Your goal
Copy out each line of the data holding "issue".

>> Start Records for processing

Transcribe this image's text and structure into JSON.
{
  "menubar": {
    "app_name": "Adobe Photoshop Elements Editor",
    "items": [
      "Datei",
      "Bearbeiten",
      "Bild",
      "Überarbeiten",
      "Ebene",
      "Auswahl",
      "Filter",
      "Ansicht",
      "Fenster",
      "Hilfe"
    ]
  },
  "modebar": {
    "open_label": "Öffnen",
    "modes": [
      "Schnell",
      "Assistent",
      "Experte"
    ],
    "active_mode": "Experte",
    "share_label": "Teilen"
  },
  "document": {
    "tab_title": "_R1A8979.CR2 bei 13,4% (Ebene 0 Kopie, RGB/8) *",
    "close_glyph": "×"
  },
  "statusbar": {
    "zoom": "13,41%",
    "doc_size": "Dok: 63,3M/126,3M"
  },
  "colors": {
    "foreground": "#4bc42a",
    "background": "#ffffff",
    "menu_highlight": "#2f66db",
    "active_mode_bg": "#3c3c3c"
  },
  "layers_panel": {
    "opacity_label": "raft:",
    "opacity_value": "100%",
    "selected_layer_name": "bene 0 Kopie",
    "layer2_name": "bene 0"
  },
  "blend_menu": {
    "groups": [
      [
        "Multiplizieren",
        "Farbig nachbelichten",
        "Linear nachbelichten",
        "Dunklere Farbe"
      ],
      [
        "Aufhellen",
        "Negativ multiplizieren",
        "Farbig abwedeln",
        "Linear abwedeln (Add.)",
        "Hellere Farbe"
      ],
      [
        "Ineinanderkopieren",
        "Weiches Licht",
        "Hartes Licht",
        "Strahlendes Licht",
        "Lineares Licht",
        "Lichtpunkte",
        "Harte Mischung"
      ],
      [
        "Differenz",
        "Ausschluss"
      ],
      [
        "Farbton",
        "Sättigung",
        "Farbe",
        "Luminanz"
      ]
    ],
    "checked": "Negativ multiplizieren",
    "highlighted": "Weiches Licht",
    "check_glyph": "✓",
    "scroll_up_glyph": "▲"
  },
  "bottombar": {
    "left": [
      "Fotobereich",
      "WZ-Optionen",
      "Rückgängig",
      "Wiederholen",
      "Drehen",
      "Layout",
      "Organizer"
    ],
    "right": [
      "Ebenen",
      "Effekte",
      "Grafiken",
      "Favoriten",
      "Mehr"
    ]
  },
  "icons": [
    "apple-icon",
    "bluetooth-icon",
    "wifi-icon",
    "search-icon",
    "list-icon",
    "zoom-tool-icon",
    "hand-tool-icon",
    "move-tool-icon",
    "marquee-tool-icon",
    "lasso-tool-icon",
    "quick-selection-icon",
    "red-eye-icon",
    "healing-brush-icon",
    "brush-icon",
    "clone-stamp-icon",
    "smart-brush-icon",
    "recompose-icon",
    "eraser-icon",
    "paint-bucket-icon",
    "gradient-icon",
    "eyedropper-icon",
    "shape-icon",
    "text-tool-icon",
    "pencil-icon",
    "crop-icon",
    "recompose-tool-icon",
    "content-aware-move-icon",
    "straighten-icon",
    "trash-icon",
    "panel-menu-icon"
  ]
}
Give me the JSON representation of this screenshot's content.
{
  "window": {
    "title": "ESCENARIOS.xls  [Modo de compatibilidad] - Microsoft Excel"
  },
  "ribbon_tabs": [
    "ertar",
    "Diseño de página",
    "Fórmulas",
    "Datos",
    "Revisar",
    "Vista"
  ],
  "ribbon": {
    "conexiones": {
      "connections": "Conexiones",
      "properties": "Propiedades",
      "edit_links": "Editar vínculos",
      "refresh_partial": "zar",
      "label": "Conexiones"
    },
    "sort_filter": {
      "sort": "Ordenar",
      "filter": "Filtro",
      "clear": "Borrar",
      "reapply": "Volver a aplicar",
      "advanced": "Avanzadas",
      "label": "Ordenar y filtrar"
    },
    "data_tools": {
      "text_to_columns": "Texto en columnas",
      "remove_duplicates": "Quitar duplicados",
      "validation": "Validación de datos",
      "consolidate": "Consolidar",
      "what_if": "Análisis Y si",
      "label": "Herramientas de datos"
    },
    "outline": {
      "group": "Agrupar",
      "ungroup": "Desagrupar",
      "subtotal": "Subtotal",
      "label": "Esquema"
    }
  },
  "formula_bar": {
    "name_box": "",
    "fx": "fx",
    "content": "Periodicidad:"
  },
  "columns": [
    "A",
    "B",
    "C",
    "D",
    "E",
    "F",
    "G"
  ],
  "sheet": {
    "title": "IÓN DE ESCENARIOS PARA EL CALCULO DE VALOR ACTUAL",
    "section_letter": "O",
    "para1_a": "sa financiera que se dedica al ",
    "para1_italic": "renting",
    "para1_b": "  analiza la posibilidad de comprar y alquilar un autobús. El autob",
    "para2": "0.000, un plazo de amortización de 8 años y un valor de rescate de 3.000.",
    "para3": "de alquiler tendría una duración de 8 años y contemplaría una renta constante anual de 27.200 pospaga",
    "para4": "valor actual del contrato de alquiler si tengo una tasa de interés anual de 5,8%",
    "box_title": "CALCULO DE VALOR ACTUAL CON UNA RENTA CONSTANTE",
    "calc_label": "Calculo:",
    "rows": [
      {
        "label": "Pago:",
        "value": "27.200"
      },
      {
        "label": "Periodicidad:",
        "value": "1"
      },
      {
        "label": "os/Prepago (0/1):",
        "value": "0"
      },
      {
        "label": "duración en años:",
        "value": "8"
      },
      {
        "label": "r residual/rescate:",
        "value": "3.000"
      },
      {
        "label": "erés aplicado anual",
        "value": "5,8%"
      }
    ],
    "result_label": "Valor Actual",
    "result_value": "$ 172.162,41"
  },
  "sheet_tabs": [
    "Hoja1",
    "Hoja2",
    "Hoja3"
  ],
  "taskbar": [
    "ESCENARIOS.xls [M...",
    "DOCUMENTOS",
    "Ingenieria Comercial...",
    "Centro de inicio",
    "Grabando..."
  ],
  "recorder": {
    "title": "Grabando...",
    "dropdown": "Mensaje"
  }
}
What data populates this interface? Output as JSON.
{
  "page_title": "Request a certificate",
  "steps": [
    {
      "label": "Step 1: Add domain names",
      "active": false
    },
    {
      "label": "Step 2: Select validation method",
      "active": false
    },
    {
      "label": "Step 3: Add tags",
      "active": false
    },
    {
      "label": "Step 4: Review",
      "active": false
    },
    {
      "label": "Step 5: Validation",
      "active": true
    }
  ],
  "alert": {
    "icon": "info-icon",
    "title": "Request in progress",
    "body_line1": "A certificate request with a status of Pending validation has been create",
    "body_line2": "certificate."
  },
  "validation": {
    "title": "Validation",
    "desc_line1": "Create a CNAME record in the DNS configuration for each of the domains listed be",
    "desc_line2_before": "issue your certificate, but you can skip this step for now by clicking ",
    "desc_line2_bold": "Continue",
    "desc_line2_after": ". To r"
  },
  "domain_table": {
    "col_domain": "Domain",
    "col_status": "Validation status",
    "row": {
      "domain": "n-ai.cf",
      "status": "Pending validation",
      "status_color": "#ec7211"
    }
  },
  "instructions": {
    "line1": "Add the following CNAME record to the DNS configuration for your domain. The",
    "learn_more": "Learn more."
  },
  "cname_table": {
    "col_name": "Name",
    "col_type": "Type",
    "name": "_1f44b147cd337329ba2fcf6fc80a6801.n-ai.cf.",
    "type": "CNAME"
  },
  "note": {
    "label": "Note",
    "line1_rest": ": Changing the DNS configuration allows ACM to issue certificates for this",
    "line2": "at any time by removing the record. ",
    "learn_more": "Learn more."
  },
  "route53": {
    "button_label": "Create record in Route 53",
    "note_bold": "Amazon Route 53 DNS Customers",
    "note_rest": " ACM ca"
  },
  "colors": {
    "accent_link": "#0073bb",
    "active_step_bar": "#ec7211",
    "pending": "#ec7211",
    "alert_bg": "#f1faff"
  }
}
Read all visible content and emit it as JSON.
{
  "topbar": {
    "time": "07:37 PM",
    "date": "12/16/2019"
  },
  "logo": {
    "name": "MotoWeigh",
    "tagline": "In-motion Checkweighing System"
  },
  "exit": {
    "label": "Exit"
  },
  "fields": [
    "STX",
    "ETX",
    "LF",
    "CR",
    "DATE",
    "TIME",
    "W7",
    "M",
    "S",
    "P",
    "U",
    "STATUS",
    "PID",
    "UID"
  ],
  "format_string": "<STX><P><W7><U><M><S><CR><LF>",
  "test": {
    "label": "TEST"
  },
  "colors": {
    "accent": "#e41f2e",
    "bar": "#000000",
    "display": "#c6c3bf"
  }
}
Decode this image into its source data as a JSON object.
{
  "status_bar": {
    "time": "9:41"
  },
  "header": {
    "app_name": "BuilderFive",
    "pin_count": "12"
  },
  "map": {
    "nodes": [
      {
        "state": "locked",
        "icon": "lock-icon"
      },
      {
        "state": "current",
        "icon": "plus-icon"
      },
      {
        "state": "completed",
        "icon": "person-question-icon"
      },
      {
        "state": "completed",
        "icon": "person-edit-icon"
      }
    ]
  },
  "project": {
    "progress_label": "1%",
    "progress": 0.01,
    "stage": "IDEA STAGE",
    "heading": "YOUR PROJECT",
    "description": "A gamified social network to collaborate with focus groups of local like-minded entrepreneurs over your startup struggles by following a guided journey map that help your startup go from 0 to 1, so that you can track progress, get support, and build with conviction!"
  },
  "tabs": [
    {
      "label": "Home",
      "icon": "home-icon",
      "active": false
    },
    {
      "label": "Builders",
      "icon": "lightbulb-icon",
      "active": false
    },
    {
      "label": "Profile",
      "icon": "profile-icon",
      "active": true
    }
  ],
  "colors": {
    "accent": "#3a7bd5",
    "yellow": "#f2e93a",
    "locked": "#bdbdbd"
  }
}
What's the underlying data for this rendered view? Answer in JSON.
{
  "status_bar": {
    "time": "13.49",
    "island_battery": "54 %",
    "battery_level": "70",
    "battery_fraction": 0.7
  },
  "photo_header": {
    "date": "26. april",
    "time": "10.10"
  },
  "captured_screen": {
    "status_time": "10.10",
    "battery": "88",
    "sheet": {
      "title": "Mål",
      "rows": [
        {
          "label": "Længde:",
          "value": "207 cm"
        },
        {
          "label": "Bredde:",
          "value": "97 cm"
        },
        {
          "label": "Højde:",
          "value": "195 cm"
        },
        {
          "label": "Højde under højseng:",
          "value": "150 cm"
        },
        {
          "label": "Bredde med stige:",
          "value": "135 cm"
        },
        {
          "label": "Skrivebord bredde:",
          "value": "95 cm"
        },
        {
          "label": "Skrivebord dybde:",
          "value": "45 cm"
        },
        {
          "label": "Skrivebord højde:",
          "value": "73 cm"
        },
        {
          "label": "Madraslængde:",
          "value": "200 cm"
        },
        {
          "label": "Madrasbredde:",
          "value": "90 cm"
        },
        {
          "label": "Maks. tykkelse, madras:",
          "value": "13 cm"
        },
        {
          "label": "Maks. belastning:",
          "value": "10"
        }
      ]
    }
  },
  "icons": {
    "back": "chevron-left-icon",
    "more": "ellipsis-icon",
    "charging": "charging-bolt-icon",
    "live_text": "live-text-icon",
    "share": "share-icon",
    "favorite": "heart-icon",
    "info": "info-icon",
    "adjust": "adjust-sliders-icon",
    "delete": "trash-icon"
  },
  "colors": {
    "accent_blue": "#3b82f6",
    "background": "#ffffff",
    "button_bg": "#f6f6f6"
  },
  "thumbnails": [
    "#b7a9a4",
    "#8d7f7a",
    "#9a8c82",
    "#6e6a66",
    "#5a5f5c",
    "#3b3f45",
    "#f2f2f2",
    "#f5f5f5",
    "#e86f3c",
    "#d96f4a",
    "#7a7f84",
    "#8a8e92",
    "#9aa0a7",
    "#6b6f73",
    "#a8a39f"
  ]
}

>> End Records for processing

Finished answer
    "desc_line2_before": "issue your certificate, but you can skip this step for now by clicking ",
    "line1_rest": ": Changing the DNS configuration allows ACM to issue certificates for this",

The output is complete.